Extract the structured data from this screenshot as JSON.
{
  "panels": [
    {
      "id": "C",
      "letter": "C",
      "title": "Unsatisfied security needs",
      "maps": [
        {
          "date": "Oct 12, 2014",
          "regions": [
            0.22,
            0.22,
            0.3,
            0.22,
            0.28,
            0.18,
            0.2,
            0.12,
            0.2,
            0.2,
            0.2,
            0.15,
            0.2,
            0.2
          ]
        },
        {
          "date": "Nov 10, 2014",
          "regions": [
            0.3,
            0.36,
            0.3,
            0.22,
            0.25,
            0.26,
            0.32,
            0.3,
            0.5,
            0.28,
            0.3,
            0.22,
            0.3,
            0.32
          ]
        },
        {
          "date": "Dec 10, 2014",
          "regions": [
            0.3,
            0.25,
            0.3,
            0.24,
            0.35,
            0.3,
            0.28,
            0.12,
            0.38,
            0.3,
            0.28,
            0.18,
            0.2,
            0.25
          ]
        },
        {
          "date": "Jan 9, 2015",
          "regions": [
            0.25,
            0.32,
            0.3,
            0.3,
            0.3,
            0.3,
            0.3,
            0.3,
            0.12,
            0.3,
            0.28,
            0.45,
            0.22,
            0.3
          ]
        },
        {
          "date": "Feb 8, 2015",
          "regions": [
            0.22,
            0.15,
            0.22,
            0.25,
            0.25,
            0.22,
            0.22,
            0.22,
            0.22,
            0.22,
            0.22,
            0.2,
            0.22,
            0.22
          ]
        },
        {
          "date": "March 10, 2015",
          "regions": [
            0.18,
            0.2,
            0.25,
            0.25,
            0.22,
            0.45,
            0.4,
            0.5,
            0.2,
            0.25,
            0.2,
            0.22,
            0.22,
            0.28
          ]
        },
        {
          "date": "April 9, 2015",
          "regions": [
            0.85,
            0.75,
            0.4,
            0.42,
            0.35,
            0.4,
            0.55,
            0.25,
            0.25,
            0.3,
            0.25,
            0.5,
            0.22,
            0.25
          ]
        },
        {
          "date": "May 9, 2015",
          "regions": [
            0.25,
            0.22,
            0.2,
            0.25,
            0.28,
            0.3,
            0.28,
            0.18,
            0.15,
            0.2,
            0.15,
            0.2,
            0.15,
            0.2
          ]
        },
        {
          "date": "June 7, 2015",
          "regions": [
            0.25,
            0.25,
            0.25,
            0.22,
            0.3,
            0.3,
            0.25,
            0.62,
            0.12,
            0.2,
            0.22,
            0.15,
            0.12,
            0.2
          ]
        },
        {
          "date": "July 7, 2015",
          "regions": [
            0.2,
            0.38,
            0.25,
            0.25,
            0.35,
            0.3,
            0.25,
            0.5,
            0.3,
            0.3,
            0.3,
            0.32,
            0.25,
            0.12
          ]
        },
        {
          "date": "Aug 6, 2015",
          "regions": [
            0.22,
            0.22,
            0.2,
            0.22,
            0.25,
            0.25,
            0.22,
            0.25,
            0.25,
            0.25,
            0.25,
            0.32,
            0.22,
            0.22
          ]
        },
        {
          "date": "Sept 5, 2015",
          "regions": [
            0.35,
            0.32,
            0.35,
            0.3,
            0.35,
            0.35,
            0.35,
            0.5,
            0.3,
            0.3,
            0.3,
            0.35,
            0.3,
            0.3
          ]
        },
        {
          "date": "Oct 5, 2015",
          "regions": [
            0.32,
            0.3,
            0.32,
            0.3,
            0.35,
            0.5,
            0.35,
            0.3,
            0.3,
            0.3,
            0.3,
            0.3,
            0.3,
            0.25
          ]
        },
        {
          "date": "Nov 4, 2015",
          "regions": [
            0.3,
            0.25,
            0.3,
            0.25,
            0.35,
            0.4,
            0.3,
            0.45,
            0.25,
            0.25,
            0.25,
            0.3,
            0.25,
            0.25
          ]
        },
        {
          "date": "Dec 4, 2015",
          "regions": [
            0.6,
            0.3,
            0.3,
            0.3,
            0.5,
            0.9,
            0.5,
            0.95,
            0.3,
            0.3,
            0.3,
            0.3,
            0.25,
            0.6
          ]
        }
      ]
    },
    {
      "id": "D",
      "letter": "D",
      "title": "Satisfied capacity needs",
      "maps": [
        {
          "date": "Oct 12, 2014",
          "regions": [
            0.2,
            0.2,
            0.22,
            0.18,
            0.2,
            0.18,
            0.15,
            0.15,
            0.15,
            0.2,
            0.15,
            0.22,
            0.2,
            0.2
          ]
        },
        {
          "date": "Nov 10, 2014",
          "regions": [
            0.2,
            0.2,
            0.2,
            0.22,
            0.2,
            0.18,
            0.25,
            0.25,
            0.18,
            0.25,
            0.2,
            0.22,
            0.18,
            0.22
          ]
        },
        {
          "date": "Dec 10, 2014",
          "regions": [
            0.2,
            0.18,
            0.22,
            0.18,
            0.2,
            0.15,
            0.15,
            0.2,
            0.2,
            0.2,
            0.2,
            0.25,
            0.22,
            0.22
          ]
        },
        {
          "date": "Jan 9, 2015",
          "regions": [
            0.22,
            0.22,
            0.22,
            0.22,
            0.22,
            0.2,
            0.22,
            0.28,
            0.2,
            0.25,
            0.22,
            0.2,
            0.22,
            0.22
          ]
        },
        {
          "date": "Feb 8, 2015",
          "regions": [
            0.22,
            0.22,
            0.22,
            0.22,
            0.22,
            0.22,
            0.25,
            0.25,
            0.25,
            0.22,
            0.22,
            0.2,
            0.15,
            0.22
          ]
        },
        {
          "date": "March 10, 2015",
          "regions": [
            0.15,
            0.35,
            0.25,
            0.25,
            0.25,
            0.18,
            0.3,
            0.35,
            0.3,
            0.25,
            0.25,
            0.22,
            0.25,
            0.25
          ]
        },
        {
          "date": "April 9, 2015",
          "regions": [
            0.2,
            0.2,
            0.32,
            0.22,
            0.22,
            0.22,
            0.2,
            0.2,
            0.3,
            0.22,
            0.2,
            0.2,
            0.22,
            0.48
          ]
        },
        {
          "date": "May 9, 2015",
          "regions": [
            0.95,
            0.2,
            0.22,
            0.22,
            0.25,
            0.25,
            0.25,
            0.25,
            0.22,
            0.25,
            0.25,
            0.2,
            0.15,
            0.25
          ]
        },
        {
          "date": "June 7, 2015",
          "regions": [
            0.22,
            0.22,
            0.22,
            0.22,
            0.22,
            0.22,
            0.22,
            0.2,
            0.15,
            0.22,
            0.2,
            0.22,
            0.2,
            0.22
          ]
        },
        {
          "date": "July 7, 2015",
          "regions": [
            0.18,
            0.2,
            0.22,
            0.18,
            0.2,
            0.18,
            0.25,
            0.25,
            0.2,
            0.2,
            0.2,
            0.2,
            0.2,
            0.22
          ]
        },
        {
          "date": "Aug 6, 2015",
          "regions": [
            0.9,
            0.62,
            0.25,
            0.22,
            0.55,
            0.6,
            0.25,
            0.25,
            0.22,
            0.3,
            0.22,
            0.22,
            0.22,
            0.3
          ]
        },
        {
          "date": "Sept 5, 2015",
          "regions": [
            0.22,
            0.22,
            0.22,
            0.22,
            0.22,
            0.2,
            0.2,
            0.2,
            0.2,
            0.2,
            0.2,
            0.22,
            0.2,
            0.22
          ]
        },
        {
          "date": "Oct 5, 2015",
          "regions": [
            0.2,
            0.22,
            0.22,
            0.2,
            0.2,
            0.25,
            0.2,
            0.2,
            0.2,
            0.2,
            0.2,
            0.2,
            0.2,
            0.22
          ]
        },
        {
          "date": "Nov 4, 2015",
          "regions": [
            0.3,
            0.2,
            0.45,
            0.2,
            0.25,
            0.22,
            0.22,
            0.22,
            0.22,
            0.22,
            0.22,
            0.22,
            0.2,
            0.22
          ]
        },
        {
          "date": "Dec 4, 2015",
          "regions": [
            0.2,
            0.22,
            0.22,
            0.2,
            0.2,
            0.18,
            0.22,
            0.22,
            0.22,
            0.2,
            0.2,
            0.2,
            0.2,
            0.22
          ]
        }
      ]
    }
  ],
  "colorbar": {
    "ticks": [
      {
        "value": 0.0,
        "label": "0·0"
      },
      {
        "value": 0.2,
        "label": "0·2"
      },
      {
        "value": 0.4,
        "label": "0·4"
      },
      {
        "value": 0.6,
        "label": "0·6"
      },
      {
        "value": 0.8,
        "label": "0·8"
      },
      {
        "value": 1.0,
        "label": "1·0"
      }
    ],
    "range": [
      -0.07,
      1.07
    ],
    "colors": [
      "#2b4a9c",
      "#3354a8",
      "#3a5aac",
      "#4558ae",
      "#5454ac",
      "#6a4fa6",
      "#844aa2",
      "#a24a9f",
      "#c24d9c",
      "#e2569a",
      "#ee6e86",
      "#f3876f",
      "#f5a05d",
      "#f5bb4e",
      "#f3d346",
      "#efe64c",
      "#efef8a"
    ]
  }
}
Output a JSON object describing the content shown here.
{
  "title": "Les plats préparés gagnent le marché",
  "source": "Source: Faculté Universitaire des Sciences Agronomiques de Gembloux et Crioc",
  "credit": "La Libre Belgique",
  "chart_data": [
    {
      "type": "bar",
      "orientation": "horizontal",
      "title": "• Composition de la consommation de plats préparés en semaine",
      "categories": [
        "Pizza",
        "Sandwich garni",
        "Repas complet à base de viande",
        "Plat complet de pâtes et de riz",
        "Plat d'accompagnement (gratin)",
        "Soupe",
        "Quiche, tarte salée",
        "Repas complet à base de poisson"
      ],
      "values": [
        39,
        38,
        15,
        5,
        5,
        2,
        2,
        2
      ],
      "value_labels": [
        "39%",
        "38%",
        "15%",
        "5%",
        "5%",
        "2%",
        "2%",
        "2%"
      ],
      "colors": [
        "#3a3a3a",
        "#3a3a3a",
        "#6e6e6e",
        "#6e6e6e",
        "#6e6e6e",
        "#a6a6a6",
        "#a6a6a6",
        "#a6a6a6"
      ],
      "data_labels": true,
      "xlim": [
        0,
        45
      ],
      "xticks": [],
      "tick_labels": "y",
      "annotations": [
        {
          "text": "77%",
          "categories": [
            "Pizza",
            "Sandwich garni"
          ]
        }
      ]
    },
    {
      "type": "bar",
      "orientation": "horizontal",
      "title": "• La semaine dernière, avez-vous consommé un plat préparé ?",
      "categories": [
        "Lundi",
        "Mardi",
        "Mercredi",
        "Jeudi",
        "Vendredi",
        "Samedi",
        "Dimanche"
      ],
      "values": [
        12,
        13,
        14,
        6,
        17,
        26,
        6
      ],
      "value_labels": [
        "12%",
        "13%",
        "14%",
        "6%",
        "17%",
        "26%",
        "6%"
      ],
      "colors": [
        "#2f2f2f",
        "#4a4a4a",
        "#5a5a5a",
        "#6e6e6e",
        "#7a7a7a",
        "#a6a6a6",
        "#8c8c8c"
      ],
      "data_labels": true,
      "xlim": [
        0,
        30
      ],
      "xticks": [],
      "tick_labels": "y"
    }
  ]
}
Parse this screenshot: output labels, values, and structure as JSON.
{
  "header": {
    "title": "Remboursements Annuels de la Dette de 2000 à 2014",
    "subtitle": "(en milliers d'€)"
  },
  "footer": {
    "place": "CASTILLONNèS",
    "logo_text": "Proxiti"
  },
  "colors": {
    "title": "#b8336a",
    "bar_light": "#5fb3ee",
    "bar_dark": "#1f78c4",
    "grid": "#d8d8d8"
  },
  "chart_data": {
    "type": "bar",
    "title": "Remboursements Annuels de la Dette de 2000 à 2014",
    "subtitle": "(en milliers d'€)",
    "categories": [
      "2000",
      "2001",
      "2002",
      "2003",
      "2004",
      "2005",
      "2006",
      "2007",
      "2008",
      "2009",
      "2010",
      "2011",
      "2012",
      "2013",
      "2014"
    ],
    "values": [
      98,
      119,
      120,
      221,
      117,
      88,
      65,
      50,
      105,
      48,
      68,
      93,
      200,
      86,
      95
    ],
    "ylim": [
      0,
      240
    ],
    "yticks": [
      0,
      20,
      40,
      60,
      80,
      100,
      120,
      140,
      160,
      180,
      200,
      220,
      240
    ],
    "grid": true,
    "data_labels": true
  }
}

+++

EXERCISE: Go through the data above and find the lines with the word "JSON". Copy each of those lines.

ANSWER TO THE PROBLEM:
Extract the structured data from this screenshot as JSON.
Output a JSON object describing the content shown here.
Parse this screenshot: output labels, values, and structure as JSON.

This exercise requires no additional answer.